◆ Work order ◆
Some lines below hold "płuc". Pick them out and copy them.

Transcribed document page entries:
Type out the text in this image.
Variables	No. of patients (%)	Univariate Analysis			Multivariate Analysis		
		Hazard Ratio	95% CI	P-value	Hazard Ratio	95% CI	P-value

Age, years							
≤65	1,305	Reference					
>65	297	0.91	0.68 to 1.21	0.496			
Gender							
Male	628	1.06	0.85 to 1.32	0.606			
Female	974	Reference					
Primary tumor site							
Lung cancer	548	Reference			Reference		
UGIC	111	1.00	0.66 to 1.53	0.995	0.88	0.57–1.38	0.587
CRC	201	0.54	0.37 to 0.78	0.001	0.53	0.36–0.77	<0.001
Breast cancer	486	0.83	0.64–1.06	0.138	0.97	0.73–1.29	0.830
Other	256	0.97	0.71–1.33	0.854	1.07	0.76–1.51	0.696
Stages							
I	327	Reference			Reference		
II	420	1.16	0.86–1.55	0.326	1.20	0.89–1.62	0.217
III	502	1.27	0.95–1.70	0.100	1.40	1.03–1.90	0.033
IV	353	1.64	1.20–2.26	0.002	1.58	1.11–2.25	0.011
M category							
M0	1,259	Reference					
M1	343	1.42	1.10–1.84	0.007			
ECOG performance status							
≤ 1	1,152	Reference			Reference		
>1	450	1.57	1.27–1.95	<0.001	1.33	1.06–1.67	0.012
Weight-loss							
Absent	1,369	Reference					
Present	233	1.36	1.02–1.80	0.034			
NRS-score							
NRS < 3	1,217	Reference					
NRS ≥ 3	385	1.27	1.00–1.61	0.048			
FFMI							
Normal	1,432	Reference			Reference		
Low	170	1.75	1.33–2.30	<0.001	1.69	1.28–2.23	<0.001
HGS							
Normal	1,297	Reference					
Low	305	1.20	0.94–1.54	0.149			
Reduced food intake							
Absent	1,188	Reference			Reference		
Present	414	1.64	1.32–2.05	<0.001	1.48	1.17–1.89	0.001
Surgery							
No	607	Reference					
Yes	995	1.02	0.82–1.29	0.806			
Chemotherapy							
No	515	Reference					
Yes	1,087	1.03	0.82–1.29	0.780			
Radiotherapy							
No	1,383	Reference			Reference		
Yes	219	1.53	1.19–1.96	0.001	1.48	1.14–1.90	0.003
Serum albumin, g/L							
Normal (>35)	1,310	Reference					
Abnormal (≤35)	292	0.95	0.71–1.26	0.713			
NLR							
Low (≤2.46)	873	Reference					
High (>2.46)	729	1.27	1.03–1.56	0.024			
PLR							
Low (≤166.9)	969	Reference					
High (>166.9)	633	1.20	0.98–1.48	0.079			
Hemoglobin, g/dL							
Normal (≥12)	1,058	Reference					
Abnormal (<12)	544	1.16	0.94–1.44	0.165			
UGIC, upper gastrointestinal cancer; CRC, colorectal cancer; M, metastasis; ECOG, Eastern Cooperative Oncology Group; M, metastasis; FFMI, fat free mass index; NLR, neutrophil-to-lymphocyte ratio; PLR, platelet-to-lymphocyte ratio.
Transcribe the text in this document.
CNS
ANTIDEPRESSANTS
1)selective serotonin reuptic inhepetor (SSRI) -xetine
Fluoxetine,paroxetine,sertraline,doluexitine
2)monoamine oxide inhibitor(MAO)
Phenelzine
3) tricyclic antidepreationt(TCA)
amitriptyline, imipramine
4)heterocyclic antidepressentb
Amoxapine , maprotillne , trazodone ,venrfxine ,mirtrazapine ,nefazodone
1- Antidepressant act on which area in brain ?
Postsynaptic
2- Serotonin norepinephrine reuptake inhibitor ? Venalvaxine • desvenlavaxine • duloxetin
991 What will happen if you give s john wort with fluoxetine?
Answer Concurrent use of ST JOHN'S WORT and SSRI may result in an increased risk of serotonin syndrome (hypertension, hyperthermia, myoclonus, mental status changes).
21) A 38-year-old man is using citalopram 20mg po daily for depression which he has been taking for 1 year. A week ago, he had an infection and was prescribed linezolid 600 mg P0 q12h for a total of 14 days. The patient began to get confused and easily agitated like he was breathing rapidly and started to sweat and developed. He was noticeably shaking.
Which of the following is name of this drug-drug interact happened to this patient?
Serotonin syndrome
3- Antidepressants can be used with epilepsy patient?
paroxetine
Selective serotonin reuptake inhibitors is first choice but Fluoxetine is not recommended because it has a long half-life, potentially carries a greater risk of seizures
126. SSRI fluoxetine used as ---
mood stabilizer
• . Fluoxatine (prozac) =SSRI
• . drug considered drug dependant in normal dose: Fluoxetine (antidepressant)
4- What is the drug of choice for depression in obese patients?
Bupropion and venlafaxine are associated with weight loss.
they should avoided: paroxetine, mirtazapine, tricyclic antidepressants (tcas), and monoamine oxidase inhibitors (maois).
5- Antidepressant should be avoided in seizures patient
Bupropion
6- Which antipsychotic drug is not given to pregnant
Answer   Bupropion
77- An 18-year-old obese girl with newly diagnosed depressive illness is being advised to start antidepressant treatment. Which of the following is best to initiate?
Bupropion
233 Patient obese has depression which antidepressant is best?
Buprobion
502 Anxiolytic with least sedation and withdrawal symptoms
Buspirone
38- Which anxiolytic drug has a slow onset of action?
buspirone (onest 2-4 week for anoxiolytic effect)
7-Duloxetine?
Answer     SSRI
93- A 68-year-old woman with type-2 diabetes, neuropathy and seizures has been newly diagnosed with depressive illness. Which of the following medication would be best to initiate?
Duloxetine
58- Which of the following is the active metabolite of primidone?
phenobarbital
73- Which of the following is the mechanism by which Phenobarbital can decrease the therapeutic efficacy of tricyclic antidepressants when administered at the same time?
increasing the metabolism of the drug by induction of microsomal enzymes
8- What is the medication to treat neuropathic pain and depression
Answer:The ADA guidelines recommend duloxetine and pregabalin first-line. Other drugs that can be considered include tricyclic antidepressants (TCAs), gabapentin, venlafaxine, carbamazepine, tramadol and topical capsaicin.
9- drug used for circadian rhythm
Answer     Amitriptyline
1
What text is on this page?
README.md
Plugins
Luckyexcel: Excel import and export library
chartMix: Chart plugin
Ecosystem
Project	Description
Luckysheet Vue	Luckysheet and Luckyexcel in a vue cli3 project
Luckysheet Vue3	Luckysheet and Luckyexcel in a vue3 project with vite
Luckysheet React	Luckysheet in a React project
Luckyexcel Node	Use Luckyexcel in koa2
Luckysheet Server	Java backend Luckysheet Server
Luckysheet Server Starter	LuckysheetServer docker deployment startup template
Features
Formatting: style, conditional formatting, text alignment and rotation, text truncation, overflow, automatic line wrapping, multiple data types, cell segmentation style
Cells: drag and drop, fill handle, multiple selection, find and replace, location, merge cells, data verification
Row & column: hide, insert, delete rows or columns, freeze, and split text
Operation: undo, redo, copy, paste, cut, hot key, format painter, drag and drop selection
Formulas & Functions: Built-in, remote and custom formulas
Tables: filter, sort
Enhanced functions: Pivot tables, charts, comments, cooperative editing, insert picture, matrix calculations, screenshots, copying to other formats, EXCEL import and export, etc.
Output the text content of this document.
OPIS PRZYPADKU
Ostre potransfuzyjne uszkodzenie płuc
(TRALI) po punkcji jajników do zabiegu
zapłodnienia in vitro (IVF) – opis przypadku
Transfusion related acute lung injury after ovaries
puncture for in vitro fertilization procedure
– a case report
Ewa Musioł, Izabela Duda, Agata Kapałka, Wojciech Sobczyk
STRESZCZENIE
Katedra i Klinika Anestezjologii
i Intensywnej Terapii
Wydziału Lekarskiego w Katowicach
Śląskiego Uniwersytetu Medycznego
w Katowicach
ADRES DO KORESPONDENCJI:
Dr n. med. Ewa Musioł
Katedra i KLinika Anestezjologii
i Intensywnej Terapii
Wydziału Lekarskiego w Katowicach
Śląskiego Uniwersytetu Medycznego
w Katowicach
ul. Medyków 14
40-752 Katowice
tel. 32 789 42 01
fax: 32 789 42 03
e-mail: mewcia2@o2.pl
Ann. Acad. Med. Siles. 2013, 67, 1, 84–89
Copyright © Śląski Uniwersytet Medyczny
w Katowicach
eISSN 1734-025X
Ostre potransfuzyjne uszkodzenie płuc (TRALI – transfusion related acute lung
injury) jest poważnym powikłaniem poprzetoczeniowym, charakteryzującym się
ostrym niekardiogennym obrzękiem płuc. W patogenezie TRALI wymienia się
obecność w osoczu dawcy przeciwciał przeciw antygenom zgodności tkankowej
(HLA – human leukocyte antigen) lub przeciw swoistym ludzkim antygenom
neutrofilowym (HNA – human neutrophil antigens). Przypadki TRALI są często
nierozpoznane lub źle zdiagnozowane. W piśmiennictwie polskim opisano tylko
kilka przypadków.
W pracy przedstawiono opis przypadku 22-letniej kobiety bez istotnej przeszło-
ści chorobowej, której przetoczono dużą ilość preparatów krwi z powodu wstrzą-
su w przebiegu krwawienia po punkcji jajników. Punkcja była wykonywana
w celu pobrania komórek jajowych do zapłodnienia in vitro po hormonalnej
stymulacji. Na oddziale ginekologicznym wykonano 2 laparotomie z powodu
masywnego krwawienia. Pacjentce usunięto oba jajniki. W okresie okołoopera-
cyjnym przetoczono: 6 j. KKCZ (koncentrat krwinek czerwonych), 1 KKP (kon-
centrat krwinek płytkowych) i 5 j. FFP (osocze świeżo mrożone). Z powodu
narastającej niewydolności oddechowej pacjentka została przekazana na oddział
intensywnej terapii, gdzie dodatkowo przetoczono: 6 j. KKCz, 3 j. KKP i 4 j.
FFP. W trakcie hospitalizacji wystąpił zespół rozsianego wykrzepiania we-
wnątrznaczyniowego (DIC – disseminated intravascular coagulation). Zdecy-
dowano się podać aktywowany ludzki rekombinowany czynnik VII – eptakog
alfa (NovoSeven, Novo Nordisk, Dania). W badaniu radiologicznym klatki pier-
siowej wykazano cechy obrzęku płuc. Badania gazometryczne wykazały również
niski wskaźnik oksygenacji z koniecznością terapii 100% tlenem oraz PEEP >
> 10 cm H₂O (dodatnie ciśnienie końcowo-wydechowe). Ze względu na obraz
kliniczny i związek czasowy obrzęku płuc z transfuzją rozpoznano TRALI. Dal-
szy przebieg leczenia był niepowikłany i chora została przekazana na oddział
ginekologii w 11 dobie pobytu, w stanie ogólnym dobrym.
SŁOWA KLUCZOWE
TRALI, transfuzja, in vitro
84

◆ Reply to the task ◆
Ostre potransfuzyjne uszkodzenie płuc
Ostre potransfuzyjne uszkodzenie płuc (TRALI – transfusion related acute lung
ostrym niekardiogennym obrzękiem płuc. W patogenezie TRALI wymienia się
siowej wykazano cechy obrzęku płuc. Badania gazometryczne wykazały również
kliniczny i związek czasowy obrzęku płuc z transfuzją rozpoznano TRALI. Dal-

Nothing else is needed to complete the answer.